* WHAT IS ASKED *
Repeat the records from the start through the line containing "cell-index: 3 (206, 288, 228, 327)", swapping "eye-icon" for "view-icon" and leaving everything else unchanged.

* EXERCISE INPUTS *
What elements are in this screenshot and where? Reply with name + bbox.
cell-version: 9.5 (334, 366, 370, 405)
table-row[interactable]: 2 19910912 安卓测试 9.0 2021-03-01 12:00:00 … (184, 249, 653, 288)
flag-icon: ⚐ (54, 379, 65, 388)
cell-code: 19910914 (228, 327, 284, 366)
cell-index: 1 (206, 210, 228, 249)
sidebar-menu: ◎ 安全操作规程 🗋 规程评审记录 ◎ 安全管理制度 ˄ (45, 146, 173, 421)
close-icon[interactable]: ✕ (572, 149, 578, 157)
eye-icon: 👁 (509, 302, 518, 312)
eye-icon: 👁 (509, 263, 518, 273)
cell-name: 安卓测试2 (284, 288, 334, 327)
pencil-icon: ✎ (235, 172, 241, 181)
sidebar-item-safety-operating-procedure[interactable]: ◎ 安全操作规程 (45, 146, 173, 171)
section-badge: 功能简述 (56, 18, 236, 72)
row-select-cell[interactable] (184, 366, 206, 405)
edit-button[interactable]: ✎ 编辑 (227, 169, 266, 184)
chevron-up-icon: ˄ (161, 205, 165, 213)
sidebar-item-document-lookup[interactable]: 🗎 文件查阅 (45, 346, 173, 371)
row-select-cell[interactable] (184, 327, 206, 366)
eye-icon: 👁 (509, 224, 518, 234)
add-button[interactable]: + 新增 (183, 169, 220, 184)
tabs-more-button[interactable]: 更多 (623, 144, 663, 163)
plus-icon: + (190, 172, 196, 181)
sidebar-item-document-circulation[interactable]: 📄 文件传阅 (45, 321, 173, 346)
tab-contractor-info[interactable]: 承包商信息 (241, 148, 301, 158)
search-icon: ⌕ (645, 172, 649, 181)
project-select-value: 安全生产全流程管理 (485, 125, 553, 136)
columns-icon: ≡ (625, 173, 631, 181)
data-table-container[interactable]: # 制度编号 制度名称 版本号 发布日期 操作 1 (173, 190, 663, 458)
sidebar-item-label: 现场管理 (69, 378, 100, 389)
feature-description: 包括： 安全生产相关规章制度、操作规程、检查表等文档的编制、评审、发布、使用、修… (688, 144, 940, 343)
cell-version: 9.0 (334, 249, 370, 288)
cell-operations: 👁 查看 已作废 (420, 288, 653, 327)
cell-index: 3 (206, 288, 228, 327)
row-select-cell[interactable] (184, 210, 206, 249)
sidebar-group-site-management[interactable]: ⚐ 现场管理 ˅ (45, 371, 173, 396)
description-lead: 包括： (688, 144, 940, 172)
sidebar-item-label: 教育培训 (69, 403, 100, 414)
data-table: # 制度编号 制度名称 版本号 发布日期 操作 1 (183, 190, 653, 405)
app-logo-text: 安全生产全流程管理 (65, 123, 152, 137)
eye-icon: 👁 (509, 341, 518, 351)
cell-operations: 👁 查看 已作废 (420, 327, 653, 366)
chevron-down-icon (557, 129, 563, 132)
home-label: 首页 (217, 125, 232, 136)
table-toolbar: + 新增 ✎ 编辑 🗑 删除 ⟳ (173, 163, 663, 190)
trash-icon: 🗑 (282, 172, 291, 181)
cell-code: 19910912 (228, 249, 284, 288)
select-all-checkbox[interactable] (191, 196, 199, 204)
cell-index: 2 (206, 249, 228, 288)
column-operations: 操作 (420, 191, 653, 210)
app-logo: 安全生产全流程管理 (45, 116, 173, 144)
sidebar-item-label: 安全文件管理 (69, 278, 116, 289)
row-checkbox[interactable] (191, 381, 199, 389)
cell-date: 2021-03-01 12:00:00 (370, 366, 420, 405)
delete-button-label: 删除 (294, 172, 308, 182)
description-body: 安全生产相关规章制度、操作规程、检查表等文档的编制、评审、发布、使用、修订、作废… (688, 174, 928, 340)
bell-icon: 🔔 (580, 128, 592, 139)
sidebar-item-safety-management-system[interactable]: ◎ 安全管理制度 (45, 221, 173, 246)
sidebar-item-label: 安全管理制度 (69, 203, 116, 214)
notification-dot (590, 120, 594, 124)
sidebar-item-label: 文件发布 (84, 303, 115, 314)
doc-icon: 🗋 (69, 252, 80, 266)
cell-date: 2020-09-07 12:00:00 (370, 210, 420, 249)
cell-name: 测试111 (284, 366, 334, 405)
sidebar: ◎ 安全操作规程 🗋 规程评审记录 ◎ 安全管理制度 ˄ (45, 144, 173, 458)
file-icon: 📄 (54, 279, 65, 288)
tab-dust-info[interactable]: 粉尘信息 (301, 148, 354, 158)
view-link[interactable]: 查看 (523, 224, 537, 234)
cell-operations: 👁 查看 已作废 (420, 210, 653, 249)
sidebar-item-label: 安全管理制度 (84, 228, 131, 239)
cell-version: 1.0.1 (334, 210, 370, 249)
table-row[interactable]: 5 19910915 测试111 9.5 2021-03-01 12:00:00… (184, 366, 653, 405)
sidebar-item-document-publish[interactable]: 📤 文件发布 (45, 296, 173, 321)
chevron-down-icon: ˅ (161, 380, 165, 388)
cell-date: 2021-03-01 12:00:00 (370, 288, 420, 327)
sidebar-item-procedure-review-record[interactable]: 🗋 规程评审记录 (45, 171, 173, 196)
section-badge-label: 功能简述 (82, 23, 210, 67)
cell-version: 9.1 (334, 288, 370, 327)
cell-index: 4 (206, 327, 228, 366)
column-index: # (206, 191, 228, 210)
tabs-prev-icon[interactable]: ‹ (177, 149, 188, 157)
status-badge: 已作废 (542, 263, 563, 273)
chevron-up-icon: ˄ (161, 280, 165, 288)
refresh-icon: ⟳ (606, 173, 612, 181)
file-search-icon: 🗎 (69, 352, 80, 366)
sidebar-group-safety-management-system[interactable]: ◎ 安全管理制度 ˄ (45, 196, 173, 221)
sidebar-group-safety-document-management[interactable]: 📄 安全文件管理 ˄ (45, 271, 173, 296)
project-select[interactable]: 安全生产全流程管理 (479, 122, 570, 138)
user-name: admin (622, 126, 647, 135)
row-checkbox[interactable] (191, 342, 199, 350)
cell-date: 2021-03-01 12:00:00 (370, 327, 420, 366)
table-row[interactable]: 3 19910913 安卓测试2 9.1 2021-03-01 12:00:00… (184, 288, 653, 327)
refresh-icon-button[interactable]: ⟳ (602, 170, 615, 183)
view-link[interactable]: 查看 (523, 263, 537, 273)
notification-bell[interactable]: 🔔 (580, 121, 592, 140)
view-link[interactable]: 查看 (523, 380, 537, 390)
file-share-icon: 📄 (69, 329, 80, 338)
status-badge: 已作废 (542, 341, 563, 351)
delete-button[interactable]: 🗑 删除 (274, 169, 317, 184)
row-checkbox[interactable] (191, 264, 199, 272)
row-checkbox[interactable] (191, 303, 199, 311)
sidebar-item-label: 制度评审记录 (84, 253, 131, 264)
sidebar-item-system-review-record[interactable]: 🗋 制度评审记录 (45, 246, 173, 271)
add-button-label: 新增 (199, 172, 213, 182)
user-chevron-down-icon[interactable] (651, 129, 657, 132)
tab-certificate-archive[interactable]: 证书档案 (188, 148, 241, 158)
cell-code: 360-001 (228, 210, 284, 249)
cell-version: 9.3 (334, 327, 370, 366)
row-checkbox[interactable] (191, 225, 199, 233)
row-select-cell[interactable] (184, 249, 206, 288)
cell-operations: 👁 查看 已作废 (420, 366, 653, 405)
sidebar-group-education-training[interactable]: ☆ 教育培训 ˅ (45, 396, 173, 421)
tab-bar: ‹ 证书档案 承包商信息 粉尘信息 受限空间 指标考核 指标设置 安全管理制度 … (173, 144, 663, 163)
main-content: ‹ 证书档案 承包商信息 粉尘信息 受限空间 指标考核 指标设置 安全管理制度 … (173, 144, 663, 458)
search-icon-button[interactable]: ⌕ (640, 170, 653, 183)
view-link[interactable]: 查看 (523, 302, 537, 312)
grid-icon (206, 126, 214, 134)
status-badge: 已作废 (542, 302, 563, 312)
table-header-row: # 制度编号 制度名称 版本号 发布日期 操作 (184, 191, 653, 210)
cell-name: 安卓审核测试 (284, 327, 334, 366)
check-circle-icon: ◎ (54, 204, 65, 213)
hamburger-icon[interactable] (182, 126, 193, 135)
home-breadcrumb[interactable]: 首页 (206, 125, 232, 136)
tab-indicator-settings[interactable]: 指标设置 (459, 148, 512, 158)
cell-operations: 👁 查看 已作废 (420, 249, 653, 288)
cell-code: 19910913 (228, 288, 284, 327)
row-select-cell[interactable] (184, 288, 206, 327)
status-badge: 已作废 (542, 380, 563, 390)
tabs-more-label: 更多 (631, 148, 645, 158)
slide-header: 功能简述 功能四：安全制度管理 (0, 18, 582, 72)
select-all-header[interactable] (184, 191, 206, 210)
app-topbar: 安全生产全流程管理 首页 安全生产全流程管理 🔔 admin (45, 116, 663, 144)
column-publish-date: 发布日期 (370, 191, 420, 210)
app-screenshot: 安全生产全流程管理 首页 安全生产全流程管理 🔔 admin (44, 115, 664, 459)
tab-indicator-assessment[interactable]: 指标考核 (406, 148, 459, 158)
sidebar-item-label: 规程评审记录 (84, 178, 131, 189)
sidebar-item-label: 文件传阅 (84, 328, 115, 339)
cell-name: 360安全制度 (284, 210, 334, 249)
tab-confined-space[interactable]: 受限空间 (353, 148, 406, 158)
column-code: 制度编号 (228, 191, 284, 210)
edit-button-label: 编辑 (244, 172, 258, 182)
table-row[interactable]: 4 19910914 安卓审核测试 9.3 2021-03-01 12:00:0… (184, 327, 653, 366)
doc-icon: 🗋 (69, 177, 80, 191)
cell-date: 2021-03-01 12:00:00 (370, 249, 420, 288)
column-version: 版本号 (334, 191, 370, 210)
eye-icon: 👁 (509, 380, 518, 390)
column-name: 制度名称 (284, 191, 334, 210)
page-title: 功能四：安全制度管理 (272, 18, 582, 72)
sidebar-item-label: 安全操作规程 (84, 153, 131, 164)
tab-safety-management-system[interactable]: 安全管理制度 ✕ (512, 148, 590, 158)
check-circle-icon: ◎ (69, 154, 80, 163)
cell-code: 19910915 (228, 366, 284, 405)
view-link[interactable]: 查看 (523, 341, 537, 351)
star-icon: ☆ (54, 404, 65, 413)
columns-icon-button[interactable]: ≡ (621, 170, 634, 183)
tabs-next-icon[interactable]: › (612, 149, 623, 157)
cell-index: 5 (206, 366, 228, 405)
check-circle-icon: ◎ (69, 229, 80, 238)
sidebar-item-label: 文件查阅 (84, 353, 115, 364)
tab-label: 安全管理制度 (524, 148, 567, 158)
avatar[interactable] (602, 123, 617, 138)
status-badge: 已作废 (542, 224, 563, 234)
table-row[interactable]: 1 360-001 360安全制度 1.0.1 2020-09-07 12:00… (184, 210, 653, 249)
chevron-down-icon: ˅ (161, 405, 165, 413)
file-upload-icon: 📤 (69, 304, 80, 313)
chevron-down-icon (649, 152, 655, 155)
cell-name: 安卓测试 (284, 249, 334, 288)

* RESPONSE FOR THIS EXERCISE *
What elements are in this screenshot and where? Reply with name + bbox.
cell-version: 9.5 (334, 366, 370, 405)
table-row[interactable]: 2 19910912 安卓测试 9.0 2021-03-01 12:00:00 … (184, 249, 653, 288)
flag-icon: ⚐ (54, 379, 65, 388)
cell-code: 19910914 (228, 327, 284, 366)
cell-index: 1 (206, 210, 228, 249)
sidebar-menu: ◎ 安全操作规程 🗋 规程评审记录 ◎ 安全管理制度 ˄ (45, 146, 173, 421)
close-icon[interactable]: ✕ (572, 149, 578, 157)
view-icon: 👁 (509, 302, 518, 312)
view-icon: 👁 (509, 263, 518, 273)
cell-name: 安卓测试2 (284, 288, 334, 327)
pencil-icon: ✎ (235, 172, 241, 181)
sidebar-item-safety-operating-procedure[interactable]: ◎ 安全操作规程 (45, 146, 173, 171)
section-badge: 功能简述 (56, 18, 236, 72)
row-select-cell[interactable] (184, 366, 206, 405)
edit-button[interactable]: ✎ 编辑 (227, 169, 266, 184)
chevron-up-icon: ˄ (161, 205, 165, 213)
sidebar-item-document-lookup[interactable]: 🗎 文件查阅 (45, 346, 173, 371)
row-select-cell[interactable] (184, 327, 206, 366)
view-icon: 👁 (509, 224, 518, 234)
add-button[interactable]: + 新增 (183, 169, 220, 184)
tabs-more-button[interactable]: 更多 (623, 144, 663, 163)
plus-icon: + (190, 172, 196, 181)
sidebar-item-document-circulation[interactable]: 📄 文件传阅 (45, 321, 173, 346)
tab-contractor-info[interactable]: 承包商信息 (241, 148, 301, 158)
search-icon: ⌕ (645, 172, 649, 181)
project-select-value: 安全生产全流程管理 (485, 125, 553, 136)
columns-icon: ≡ (625, 173, 631, 181)
data-table-container[interactable]: # 制度编号 制度名称 版本号 发布日期 操作 1 (173, 190, 663, 458)
sidebar-item-label: 现场管理 (69, 378, 100, 389)
feature-description: 包括： 安全生产相关规章制度、操作规程、检查表等文档的编制、评审、发布、使用、修… (688, 144, 940, 343)
cell-version: 9.0 (334, 249, 370, 288)
cell-operations: 👁 查看 已作废 (420, 288, 653, 327)
cell-index: 3 (206, 288, 228, 327)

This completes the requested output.